--- Records for the exercise ---
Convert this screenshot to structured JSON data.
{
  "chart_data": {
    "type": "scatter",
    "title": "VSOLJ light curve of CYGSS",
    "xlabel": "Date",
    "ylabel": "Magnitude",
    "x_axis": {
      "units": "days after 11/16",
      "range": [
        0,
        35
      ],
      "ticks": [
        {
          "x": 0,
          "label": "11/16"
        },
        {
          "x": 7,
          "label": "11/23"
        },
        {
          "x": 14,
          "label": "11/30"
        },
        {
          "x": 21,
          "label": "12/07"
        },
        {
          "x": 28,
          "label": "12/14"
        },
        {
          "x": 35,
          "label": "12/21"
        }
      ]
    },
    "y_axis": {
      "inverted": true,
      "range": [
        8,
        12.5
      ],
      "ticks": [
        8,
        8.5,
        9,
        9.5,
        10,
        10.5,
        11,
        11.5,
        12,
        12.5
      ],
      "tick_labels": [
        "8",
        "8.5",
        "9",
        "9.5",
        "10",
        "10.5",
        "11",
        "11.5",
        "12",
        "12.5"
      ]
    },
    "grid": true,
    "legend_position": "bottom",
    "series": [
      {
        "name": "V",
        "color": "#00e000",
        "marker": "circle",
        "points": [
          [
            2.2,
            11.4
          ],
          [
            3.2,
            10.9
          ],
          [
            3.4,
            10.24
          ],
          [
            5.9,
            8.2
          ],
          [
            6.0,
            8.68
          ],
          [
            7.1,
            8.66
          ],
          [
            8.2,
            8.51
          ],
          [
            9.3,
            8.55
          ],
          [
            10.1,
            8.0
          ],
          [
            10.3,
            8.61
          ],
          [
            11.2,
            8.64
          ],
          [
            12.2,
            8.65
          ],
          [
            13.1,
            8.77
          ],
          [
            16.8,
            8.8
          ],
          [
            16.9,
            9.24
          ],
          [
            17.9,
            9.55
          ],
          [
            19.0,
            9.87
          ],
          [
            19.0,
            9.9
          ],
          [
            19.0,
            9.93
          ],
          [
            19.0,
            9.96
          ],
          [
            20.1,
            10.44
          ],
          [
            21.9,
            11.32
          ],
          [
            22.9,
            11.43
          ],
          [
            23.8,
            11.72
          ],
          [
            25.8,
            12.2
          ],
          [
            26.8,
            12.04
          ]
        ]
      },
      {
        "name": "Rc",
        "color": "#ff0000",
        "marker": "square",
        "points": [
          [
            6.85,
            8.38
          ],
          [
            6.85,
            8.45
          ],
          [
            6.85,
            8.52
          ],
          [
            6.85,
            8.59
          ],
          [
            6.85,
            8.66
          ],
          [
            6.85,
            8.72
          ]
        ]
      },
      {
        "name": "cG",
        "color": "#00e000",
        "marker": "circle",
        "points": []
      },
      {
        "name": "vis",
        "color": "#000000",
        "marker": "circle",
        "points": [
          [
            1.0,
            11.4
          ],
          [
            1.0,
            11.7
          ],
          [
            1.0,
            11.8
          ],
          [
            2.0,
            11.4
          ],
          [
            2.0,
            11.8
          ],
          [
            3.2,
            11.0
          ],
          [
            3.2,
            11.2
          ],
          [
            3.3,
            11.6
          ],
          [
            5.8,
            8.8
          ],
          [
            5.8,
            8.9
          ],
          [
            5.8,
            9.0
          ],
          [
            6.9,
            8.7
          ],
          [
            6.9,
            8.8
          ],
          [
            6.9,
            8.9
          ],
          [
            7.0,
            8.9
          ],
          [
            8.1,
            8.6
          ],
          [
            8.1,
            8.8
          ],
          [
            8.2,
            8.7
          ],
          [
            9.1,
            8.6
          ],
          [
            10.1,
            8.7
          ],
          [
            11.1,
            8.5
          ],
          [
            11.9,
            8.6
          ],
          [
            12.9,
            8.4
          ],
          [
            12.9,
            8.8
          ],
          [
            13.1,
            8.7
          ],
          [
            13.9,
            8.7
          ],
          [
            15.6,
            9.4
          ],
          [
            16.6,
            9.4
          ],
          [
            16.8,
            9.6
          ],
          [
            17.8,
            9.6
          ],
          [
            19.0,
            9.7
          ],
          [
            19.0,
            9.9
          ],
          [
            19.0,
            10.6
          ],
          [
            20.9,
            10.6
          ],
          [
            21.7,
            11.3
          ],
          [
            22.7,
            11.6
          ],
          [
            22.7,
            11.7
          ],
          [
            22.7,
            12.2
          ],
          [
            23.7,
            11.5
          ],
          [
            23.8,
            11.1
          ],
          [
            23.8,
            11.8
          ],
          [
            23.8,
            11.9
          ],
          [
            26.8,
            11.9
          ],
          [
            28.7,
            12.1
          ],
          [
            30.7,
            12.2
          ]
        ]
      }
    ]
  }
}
---
Retype the data exactly as given.

Convert this screenshot to structured JSON data.
{
  "chart_data": {
    "type": "scatter",
    "title": "VSOLJ light curve of CYGSS",
    "xlabel": "Date",
    "ylabel": "Magnitude",
    "x_axis": {
      "units": "days after 11/16",
      "range": [
        0,
        35
      ],
      "ticks": [
        {
          "x": 0,
          "label": "11/16"
        },
        {
          "x": 7,
          "label": "11/23"
        },
        {
          "x": 14,
          "label": "11/30"
        },
        {
          "x": 21,
          "label": "12/07"
        },
        {
          "x": 28,
          "label": "12/14"
        },
        {
          "x": 35,
          "label": "12/21"
        }
      ]
    },
    "y_axis": {
      "inverted": true,
      "range": [
        8,
        12.5
      ],
      "ticks": [
        8,
        8.5,
        9,
        9.5,
        10,
        10.5,
        11,
        11.5,
        12,
        12.5
      ],
      "tick_labels": [
        "8",
        "8.5",
        "9",
        "9.5",
        "10",
        "10.5",
        "11",
        "11.5",
        "12",
        "12.5"
      ]
    },
    "grid": true,
    "legend_position": "bottom",
    "series": [
      {
        "name": "V",
        "color": "#00e000",
        "marker": "circle",
        "points": [
          [
            2.2,
            11.4
          ],
          [
            3.2,
            10.9
          ],
          [
            3.4,
            10.24
          ],
          [
            5.9,
            8.2
          ],
          [
            6.0,
            8.68
          ],
          [
            7.1,
            8.66
          ],
          [
            8.2,
            8.51
          ],
          [
            9.3,
            8.55
          ],
          [
            10.1,
            8.0
          ],
          [
            10.3,
            8.61
          ],
          [
            11.2,
            8.64
          ],
          [
            12.2,
            8.65
          ],
          [
            13.1,
            8.77
          ],
          [
            16.8,
            8.8
          ],
          [
            16.9,
            9.24
          ],
          [
            17.9,
            9.55
          ],
          [
            19.0,
            9.87
          ],
          [
            19.0,
            9.9
          ],
          [
            19.0,
            9.93
          ],
          [
            19.0,
            9.96
          ],
          [
            20.1,
            10.44
          ],
          [
            21.9,
            11.32
          ],
          [
            22.9,
            11.43
          ],
          [
            23.8,
            11.72
          ],
          [
            25.8,
            12.2
          ],
          [
            26.8,
            12.04
          ]
        ]
      },
      {
        "name": "Rc",
        "color": "#ff0000",
        "marker": "square",
        "points": [
          [
            6.85,
            8.38
          ],
          [
            6.85,
            8.45
          ],
          [
            6.85,
            8.52
          ],
          [
            6.85,
            8.59
          ],
          [
            6.85,
            8.66
          ],
          [
            6.85,
            8.72
          ]
        ]
      },
      {
        "name": "cG",
        "color": "#00e000",
        "marker": "circle",
        "points": []
      },
      {
        "name": "vis",
        "color": "#000000",
        "marker": "circle",
        "points": [
          [
            1.0,
            11.4
          ],
          [
            1.0,
            11.7
          ],
          [
            1.0,
            11.8
          ],
          [
            2.0,
            11.4
          ],
          [
            2.0,
            11.8
          ],
          [
            3.2,
            11.0
          ],
          [
            3.2,
            11.2
          ],
          [
            3.3,
            11.6
          ],
          [
            5.8,
            8.8
          ],
          [
            5.8,
            8.9
          ],
          [
            5.8,
            9.0
          ],
          [
            6.9,
            8.7
          ],
          [
            6.9,
            8.8
          ],
          [
            6.9,
            8.9
          ],
          [
            7.0,
            8.9
          ],
          [
            8.1,
            8.6
          ],
          [
            8.1,
            8.8
          ],
          [
            8.2,
            8.7
          ],
          [
            9.1,
            8.6
          ],
          [
            10.1,
            8.7
          ],
          [
            11.1,
            8.5
          ],
          [
            11.9,
            8.6
          ],
          [
            12.9,
            8.4
          ],
          [
            12.9,
            8.8
          ],
          [
            13.1,
            8.7
          ],
          [
            13.9,
            8.7
          ],
          [
            15.6,
            9.4
          ],
          [
            16.6,
            9.4
          ],
          [
            16.8,
            9.6
          ],
          [
            17.8,
            9.6
          ],
          [
            19.0,
            9.7
          ],
          [
            19.0,
            9.9
          ],
          [
            19.0,
            10.6
          ],
          [
            20.9,
            10.6
          ],
          [
            21.7,
            11.3
          ],
          [
            22.7,
            11.6
          ],
          [
            22.7,
            11.7
          ],
          [
            22.7,
            12.2
          ],
          [
            23.7,
            11.5
          ],
          [
            23.8,
            11.1
          ],
          [
            23.8,
            11.8
          ],
          [
            23.8,
            11.9
          ],
          [
            26.8,
            11.9
          ],
          [
            28.7,
            12.1
          ],
          [
            30.7,
            12.2
          ]
        ]
      }
    ]
  }
}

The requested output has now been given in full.